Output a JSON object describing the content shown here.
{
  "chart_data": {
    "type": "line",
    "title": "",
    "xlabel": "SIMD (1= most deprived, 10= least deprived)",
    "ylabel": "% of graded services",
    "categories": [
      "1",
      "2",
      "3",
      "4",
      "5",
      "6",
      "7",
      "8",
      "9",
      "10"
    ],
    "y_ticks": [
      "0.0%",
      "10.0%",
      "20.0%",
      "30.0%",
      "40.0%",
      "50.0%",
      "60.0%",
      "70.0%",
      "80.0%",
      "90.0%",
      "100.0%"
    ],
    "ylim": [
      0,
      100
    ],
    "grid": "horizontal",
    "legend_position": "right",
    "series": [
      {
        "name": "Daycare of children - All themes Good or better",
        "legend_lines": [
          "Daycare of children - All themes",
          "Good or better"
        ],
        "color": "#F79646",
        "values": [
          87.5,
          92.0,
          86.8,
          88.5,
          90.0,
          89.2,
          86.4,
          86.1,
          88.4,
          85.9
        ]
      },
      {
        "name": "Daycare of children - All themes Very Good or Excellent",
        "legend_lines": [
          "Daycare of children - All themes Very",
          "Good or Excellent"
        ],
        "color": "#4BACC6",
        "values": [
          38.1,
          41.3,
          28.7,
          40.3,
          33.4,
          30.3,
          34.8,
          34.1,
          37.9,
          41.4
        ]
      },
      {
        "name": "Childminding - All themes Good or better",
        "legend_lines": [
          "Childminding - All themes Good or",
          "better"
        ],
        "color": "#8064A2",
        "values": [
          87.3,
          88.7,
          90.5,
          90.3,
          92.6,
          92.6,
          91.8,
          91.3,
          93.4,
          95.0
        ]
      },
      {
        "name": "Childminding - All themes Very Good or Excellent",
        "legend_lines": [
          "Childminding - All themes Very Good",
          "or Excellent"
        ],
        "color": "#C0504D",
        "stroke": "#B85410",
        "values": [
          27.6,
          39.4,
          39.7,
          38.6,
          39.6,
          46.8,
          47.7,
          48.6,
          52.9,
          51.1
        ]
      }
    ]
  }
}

──────────

**SHORT EXERCISE:** Copy out each record, keeping every word as it is.

**RESULT FOR THIS EXERCISE:**
Output a JSON object describing the content shown here.
{
  "chart_data": {
    "type": "line",
    "title": "",
    "xlabel": "SIMD (1= most deprived, 10= least deprived)",
    "ylabel": "% of graded services",
    "categories": [
      "1",
      "2",
      "3",
      "4",
      "5",
      "6",
      "7",
      "8",
      "9",
      "10"
    ],
    "y_ticks": [
      "0.0%",
      "10.0%",
      "20.0%",
      "30.0%",
      "40.0%",
      "50.0%",
      "60.0%",
      "70.0%",
      "80.0%",
      "90.0%",
      "100.0%"
    ],
    "ylim": [
      0,
      100
    ],
    "grid": "horizontal",
    "legend_position": "right",
    "series": [
      {
        "name": "Daycare of children - All themes Good or better",
        "legend_lines": [
          "Daycare of children - All themes",
          "Good or better"
        ],
        "color": "#F79646",
        "values": [
          87.5,
          92.0,
          86.8,
          88.5,
          90.0,
          89.2,
          86.4,
          86.1,
          88.4,
          85.9
        ]
      },
      {
        "name": "Daycare of children - All themes Very Good or Excellent",
        "legend_lines": [
          "Daycare of children - All themes Very",
          "Good or Excellent"
        ],
        "color": "#4BACC6",
        "values": [
          38.1,
          41.3,
          28.7,
          40.3,
          33.4,
          30.3,
          34.8,
          34.1,
          37.9,
          41.4
        ]
      },
      {
        "name": "Childminding - All themes Good or better",
        "legend_lines": [
          "Childminding - All themes Good or",
          "better"
        ],
        "color": "#8064A2",
        "values": [
          87.3,
          88.7,
          90.5,
          90.3,
          92.6,
          92.6,
          91.8,
          91.3,
          93.4,
          95.0
        ]
      },
      {
        "name": "Childminding - All themes Very Good or Excellent",
        "legend_lines": [
          "Childminding - All themes Very Good",
          "or Excellent"
        ],
        "color": "#C0504D",
        "stroke": "#B85410",
        "values": [
          27.6,
          39.4,
          39.7,
          38.6,
          39.6,
          46.8,
          47.7,
          48.6,
          52.9,
          51.1
        ]
      }
    ]
  }
}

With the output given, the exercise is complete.